*** SUPPLIED DATA ***
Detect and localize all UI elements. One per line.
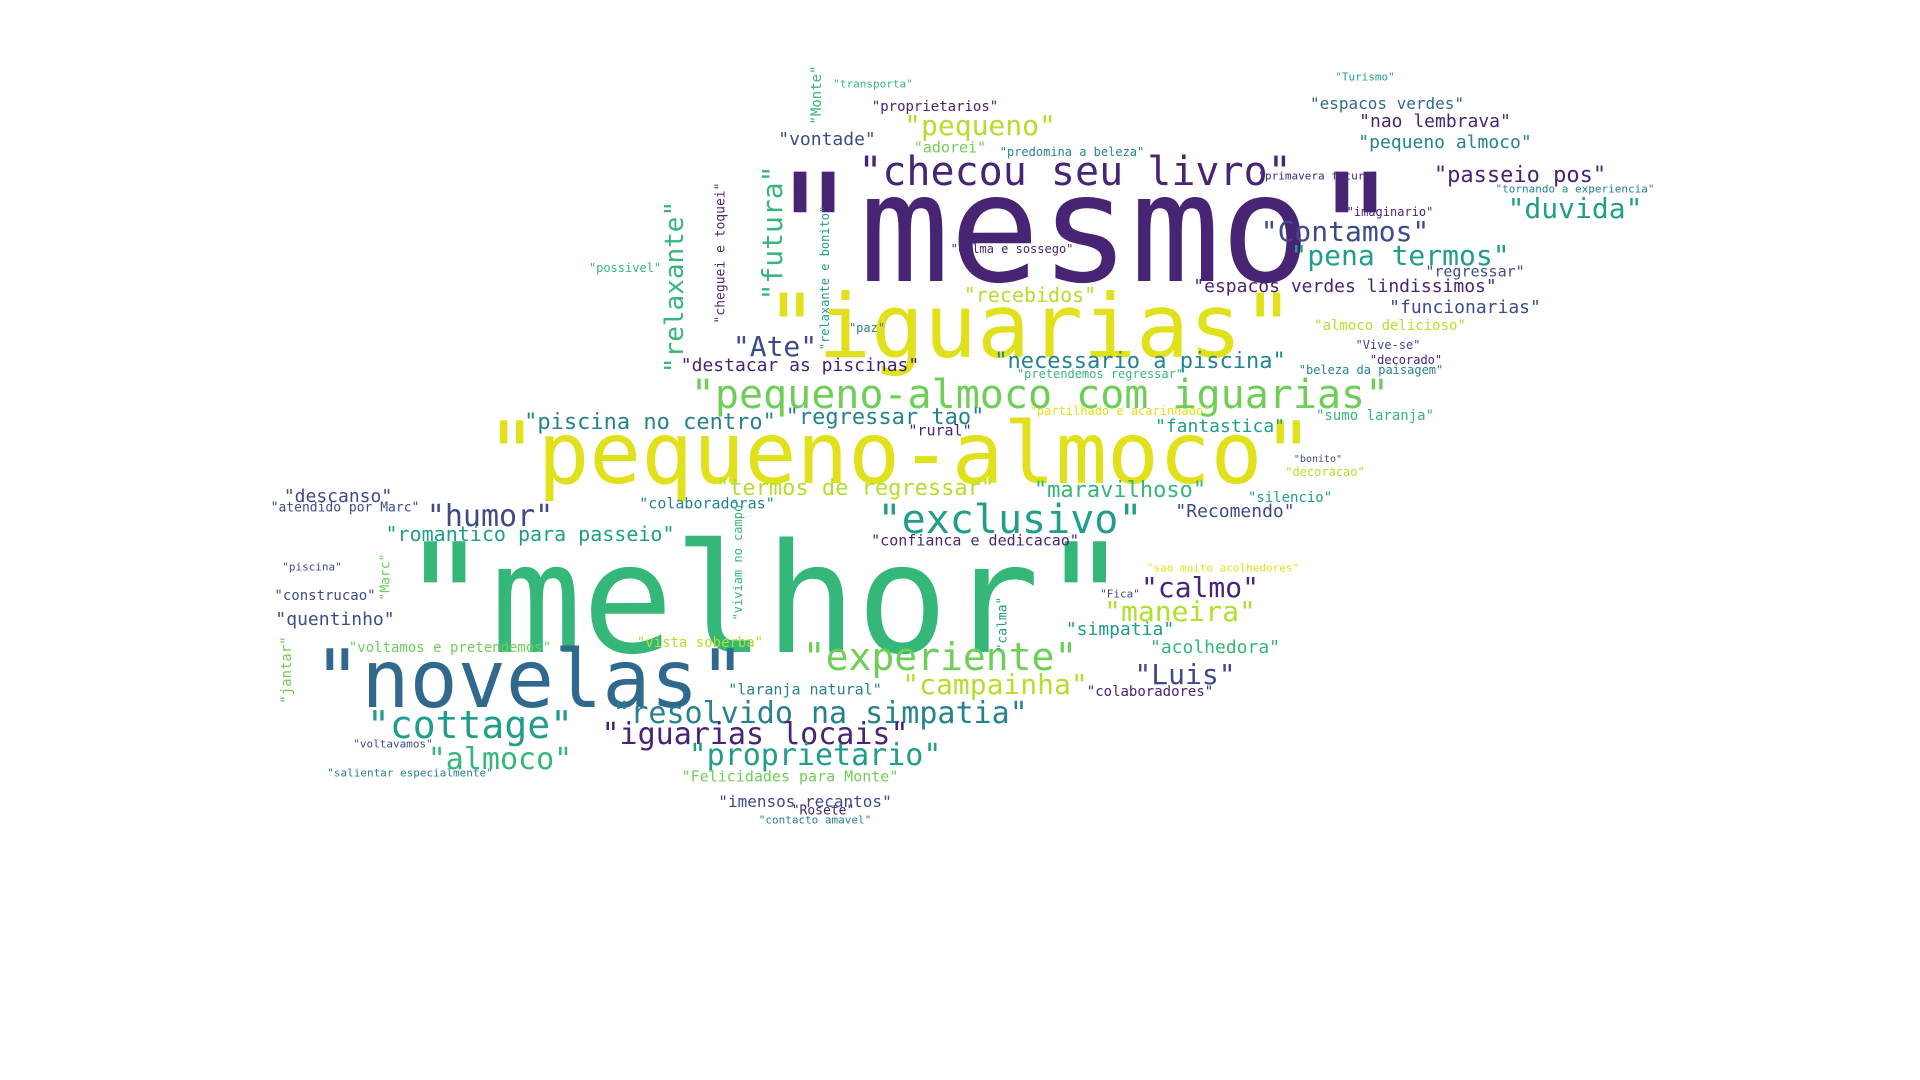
word-futura: "futura" <box>756 165 789 301</box>
word-cheguei-e-toquei: "cheguei e toquei" <box>713 182 729 324</box>
word-adorei: "adorei" <box>913 138 987 157</box>
word-jantar: "jantar" <box>279 636 295 704</box>
word-almoco: "almoco" <box>427 742 573 777</box>
word-iguarias: "iguarias" <box>765 275 1295 378</box>
word-simpatia: "simpatia" <box>1065 619 1175 640</box>
word-pequeno: "pequeno" <box>904 109 1056 142</box>
word-colaboradoras: "colaboradoras" <box>639 494 775 513</box>
word-transporta: "transporta" <box>833 77 913 91</box>
word-laranja-natural: "laranja natural" <box>728 680 882 699</box>
word-iguarias-locais: "iguarias locais" <box>601 717 909 752</box>
word-piscina: "piscina" <box>282 560 342 574</box>
word-recomendo: "Recomendo" <box>1175 501 1295 522</box>
word-contacto-amavel: "contacto amavel" <box>758 813 872 827</box>
word-decorado: "decorado" <box>1369 353 1443 367</box>
word-beleza-da-paisagem: "beleza da paisagem" <box>1298 363 1444 377</box>
word-luis: "Luis" <box>1134 658 1236 691</box>
word-calma-e-sossego: "calma e sossego" <box>950 242 1074 256</box>
word-decoracao: "decoracao" <box>1285 465 1365 479</box>
word-primavera-futura: "primavera futura" <box>1258 169 1378 183</box>
word-necessario-a-piscina: "necessario a piscina" <box>994 349 1286 374</box>
word-cottage: "cottage" <box>367 703 573 747</box>
word-proprietario: "proprietario" <box>688 738 942 773</box>
word-imensos-recantos: "imensos recantos" <box>718 792 892 811</box>
word-sao-muito-acolhedores: "sao muito acolhedores" <box>1146 561 1300 575</box>
word-felicidades-para-monte: "Felicidades para Monte" <box>681 767 899 786</box>
word-voltavamos: "voltavamos" <box>353 737 433 751</box>
word-pequeno-almoco-com-iguarias: "pequeno-almoco com iguarias" <box>690 372 1390 418</box>
word-romantico-para-passeio: "romantico para passeio" <box>385 522 675 546</box>
word-rural: "rural" <box>908 421 972 440</box>
word-imaginario: "imaginario" <box>1346 205 1434 219</box>
word-sumo-laranja: "sumo laranja" <box>1315 408 1435 424</box>
word-piscina-no-centro: "piscina no centro" <box>524 410 776 435</box>
word-calmo: "calmo" <box>1140 571 1260 604</box>
word-bonito: "bonito" <box>1293 454 1343 465</box>
word-proprietarios: "proprietarios" <box>871 99 999 115</box>
word-regressar: "regressar" <box>1425 262 1525 281</box>
word-monte: "Monte" <box>809 65 825 125</box>
word-viviam-no-campo: "viviam no campo" <box>731 497 745 621</box>
word-pequeno-almoco: "pequeno-almoco" <box>485 404 1315 504</box>
word-almoco-delicioso: "almoco delicioso" <box>1314 318 1466 334</box>
word-vontade: "vontade" <box>778 129 876 150</box>
word-partilhado-e-acarinhado: "partilhado e acarinhado" <box>1029 404 1211 418</box>
word-possivel: "possivel" <box>588 261 662 275</box>
word-vista-soberba: "vista soberba" <box>636 635 764 651</box>
word-nao-lembrava: "nao lembrava" <box>1359 111 1511 132</box>
word-fica: "Fica" <box>1100 587 1140 601</box>
word-pena-termos: "pena termos" <box>1290 239 1510 272</box>
word-duvida: "duvida" <box>1507 192 1643 225</box>
word-paz: "paz" <box>848 321 886 335</box>
word-pequeno-almoco-2: "pequeno almoco" <box>1358 132 1532 153</box>
word-voltamos-e-pretendemos: "voltamos e pretendemos" <box>348 640 552 656</box>
word-ate: "Ate" <box>732 330 818 363</box>
word-quentinho: "quentinho" <box>275 609 395 630</box>
word-campainha: "campainha" <box>902 668 1088 701</box>
word-vive-se: "Vive-se" <box>1355 338 1421 352</box>
word-humor: "humor" <box>426 499 554 534</box>
word-termos-de-regressar: "termos de regressar" <box>715 476 995 501</box>
word-espacos-verdes: "espacos verdes" <box>1309 94 1465 113</box>
word-novelas: "novelas" <box>313 633 747 726</box>
word-marc: "Marc" <box>378 553 394 601</box>
word-maneira: "maneira" <box>1104 595 1256 628</box>
word-resolvido-na-simpatia: "resolvido na simpatia" <box>612 696 1028 731</box>
word-relaxante: "relaxante" <box>660 200 690 374</box>
word-acolhedora: "acolhedora" <box>1149 637 1281 658</box>
word-relaxante-e-bonito: "relaxante e bonito" <box>818 205 832 351</box>
word-turismo: "Turismo" <box>1335 70 1395 84</box>
word-passeio-pos: "passeio pos" <box>1433 163 1607 188</box>
word-regressar-tao: "regressar tao" <box>785 405 985 430</box>
word-descanso: "descanso" <box>283 486 393 507</box>
word-fantastica: "fantastica" <box>1154 416 1286 437</box>
word-exclusivo: "exclusivo" <box>877 497 1143 543</box>
word-pretendemos-regressar: "pretendemos regressar" <box>1016 367 1184 381</box>
word-calma: "calma" <box>995 596 1011 652</box>
word-destacar-as-piscinas: "destacar as piscinas" <box>680 355 920 376</box>
word-mesmo: "mesmo" <box>768 143 1402 317</box>
word-colaboradores: "colaboradores" <box>1086 684 1214 700</box>
word-melhor: "melhor" <box>398 511 1132 688</box>
word-contamos: "Contamos" <box>1260 215 1430 248</box>
word-recebidos: "recebidos" <box>963 283 1097 307</box>
word-salientar-especialmente: "salientar especialmente" <box>327 766 493 780</box>
word-espacos-verdes-lindissimos: "espacos verdes lindissimos" <box>1193 276 1497 297</box>
word-maravilhoso: "maravilhoso" <box>1033 478 1207 503</box>
word-tornando-a-experiencia: "tornando a experiencia" <box>1495 182 1655 196</box>
word-checou-seu-livro: "checou seu livro" <box>858 149 1292 195</box>
word-rosete: "Rosete" <box>791 803 855 819</box>
word-silencio: "silencio" <box>1247 490 1333 506</box>
word-construcao: "construcao" <box>274 588 376 604</box>
word-funcionarias: "funcionarias" <box>1389 297 1541 318</box>
word-predomina-a-beleza: "predomina a beleza" <box>999 145 1145 159</box>
word-confianca-e-dedicacao: "confianca e dedicacao" <box>871 531 1079 550</box>
word-atendido-por-marc: "atendido por Marc" <box>270 500 420 516</box>
word-experiente: "experiente" <box>802 635 1078 679</box>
***
AIM OF THE EXERCISE
Transcribe every row above word for word, leaving the pictures out of your copy.

THE REPLY
Detect and localize all UI elements. One per line.
word-futura: "futura" <box>756 165 789 301</box>
word-cheguei-e-toquei: "cheguei e toquei" <box>713 182 729 324</box>
word-adorei: "adorei" <box>913 138 987 157</box>
word-jantar: "jantar" <box>279 636 295 704</box>
word-almoco: "almoco" <box>427 742 573 777</box>
word-iguarias: "iguarias" <box>765 275 1295 378</box>
word-simpatia: "simpatia" <box>1065 619 1175 640</box>
word-pequeno: "pequeno" <box>904 109 1056 142</box>
word-colaboradoras: "colaboradoras" <box>639 494 775 513</box>
word-transporta: "transporta" <box>833 77 913 91</box>
word-laranja-natural: "laranja natural" <box>728 680 882 699</box>
word-iguarias-locais: "iguarias locais" <box>601 717 909 752</box>
word-piscina: "piscina" <box>282 560 342 574</box>
word-recomendo: "Recomendo" <box>1175 501 1295 522</box>
word-contacto-amavel: "contacto amavel" <box>758 813 872 827</box>
word-decorado: "decorado" <box>1369 353 1443 367</box>
word-beleza-da-paisagem: "beleza da paisagem" <box>1298 363 1444 377</box>
word-luis: "Luis" <box>1134 658 1236 691</box>
word-calma-e-sossego: "calma e sossego" <box>950 242 1074 256</box>
word-decoracao: "decoracao" <box>1285 465 1365 479</box>
word-primavera-futura: "primavera futura" <box>1258 169 1378 183</box>
word-necessario-a-piscina: "necessario a piscina" <box>994 349 1286 374</box>
word-cottage: "cottage" <box>367 703 573 747</box>
word-proprietario: "proprietario" <box>688 738 942 773</box>
word-imensos-recantos: "imensos recantos" <box>718 792 892 811</box>
word-sao-muito-acolhedores: "sao muito acolhedores" <box>1146 561 1300 575</box>
word-felicidades-para-monte: "Felicidades para Monte" <box>681 767 899 786</box>
word-voltavamos: "voltavamos" <box>353 737 433 751</box>
word-pequeno-almoco-com-iguarias: "pequeno-almoco com iguarias" <box>690 372 1390 418</box>
word-romantico-para-passeio: "romantico para passeio" <box>385 522 675 546</box>
word-rural: "rural" <box>908 421 972 440</box>
word-imaginario: "imaginario" <box>1346 205 1434 219</box>
word-sumo-laranja: "sumo laranja" <box>1315 408 1435 424</box>
word-piscina-no-centro: "piscina no centro" <box>524 410 776 435</box>
word-calmo: "calmo" <box>1140 571 1260 604</box>
word-bonito: "bonito" <box>1293 454 1343 465</box>
word-proprietarios: "proprietarios" <box>871 99 999 115</box>
word-regressar: "regressar" <box>1425 262 1525 281</box>
word-monte: "Monte" <box>809 65 825 125</box>
word-viviam-no-campo: "viviam no campo" <box>731 497 745 621</box>
word-pequeno-almoco: "pequeno-almoco" <box>485 404 1315 504</box>
word-almoco-delicioso: "almoco delicioso" <box>1314 318 1466 334</box>
word-vontade: "vontade" <box>778 129 876 150</box>
word-partilhado-e-acarinhado: "partilhado e acarinhado" <box>1029 404 1211 418</box>
word-possivel: "possivel" <box>588 261 662 275</box>
word-vista-soberba: "vista soberba" <box>636 635 764 651</box>
word-nao-lembrava: "nao lembrava" <box>1359 111 1511 132</box>
word-fica: "Fica" <box>1100 587 1140 601</box>
word-pena-termos: "pena termos" <box>1290 239 1510 272</box>
word-duvida: "duvida" <box>1507 192 1643 225</box>
word-paz: "paz" <box>848 321 886 335</box>
word-pequeno-almoco-2: "pequeno almoco" <box>1358 132 1532 153</box>
word-voltamos-e-pretendemos: "voltamos e pretendemos" <box>348 640 552 656</box>
word-ate: "Ate" <box>732 330 818 363</box>
word-quentinho: "quentinho" <box>275 609 395 630</box>
word-campainha: "campainha" <box>902 668 1088 701</box>
word-vive-se: "Vive-se" <box>1355 338 1421 352</box>
word-humor: "humor" <box>426 499 554 534</box>
word-termos-de-regressar: "termos de regressar" <box>715 476 995 501</box>
word-espacos-verdes: "espacos verdes" <box>1309 94 1465 113</box>
word-novelas: "novelas" <box>313 633 747 726</box>
word-marc: "Marc" <box>378 553 394 601</box>
word-maneira: "maneira" <box>1104 595 1256 628</box>
word-resolvido-na-simpatia: "resolvido na simpatia" <box>612 696 1028 731</box>
word-relaxante: "relaxante" <box>660 200 690 374</box>
word-acolhedora: "acolhedora" <box>1149 637 1281 658</box>
word-relaxante-e-bonito: "relaxante e bonito" <box>818 205 832 351</box>
word-turismo: "Turismo" <box>1335 70 1395 84</box>
word-passeio-pos: "passeio pos" <box>1433 163 1607 188</box>
word-regressar-tao: "regressar tao" <box>785 405 985 430</box>
word-descanso: "descanso" <box>283 486 393 507</box>
word-fantastica: "fantastica" <box>1154 416 1286 437</box>
word-exclusivo: "exclusivo" <box>877 497 1143 543</box>
word-pretendemos-regressar: "pretendemos regressar" <box>1016 367 1184 381</box>
word-calma: "calma" <box>995 596 1011 652</box>
word-destacar-as-piscinas: "destacar as piscinas" <box>680 355 920 376</box>
word-mesmo: "mesmo" <box>768 143 1402 317</box>
word-colaboradores: "colaboradores" <box>1086 684 1214 700</box>
word-melhor: "melhor" <box>398 511 1132 688</box>
word-contamos: "Contamos" <box>1260 215 1430 248</box>
word-recebidos: "recebidos" <box>963 283 1097 307</box>
word-salientar-especialmente: "salientar especialmente" <box>327 766 493 780</box>
word-espacos-verdes-lindissimos: "espacos verdes lindissimos" <box>1193 276 1497 297</box>
word-maravilhoso: "maravilhoso" <box>1033 478 1207 503</box>
word-tornando-a-experiencia: "tornando a experiencia" <box>1495 182 1655 196</box>
word-checou-seu-livro: "checou seu livro" <box>858 149 1292 195</box>
word-rosete: "Rosete" <box>791 803 855 819</box>
word-silencio: "silencio" <box>1247 490 1333 506</box>
word-construcao: "construcao" <box>274 588 376 604</box>
word-funcionarias: "funcionarias" <box>1389 297 1541 318</box>
word-predomina-a-beleza: "predomina a beleza" <box>999 145 1145 159</box>
word-confianca-e-dedicacao: "confianca e dedicacao" <box>871 531 1079 550</box>
word-atendido-por-marc: "atendido por Marc" <box>270 500 420 516</box>
word-experiente: "experiente" <box>802 635 1078 679</box>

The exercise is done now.